DO THIS: Check each line of the records for "Turn"; collect those that have it.

Collected data entries:
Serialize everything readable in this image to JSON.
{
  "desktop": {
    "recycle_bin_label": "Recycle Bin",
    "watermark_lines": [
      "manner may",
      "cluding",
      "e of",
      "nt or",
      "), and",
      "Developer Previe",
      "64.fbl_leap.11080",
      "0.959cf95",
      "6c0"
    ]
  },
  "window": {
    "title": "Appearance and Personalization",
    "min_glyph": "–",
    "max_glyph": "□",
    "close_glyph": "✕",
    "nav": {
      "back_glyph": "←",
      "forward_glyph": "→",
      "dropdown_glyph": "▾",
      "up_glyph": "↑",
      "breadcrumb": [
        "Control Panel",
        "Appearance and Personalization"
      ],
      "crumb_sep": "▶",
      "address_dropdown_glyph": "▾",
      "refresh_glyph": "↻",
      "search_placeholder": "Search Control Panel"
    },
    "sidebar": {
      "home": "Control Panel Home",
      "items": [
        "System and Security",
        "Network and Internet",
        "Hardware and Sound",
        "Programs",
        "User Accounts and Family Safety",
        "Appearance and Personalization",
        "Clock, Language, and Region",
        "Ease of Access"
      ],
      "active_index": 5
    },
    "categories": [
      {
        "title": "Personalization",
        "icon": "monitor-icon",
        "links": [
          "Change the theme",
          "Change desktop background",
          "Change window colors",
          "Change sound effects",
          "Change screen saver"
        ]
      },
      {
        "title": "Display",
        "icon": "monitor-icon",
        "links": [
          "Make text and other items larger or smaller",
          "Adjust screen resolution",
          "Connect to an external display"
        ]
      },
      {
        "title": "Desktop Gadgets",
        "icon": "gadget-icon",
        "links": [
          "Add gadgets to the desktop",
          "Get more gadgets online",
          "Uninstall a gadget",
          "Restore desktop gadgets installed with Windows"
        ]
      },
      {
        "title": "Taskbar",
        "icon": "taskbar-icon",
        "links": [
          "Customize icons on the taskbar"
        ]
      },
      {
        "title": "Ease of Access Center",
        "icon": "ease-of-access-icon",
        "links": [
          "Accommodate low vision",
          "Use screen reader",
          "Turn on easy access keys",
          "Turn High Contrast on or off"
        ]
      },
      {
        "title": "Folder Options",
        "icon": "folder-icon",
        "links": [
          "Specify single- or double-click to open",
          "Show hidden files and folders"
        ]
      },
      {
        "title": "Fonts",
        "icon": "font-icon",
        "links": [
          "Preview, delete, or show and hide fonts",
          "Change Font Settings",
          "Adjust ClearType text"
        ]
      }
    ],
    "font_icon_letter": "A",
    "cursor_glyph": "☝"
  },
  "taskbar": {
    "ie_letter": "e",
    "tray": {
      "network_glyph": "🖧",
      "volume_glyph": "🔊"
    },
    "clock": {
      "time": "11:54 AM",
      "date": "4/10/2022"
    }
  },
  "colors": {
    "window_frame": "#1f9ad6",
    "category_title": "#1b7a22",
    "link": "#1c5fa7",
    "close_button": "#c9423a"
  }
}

EXERCISE SOLUTION:
          "Turn on easy access keys",
          "Turn High Contrast on or off"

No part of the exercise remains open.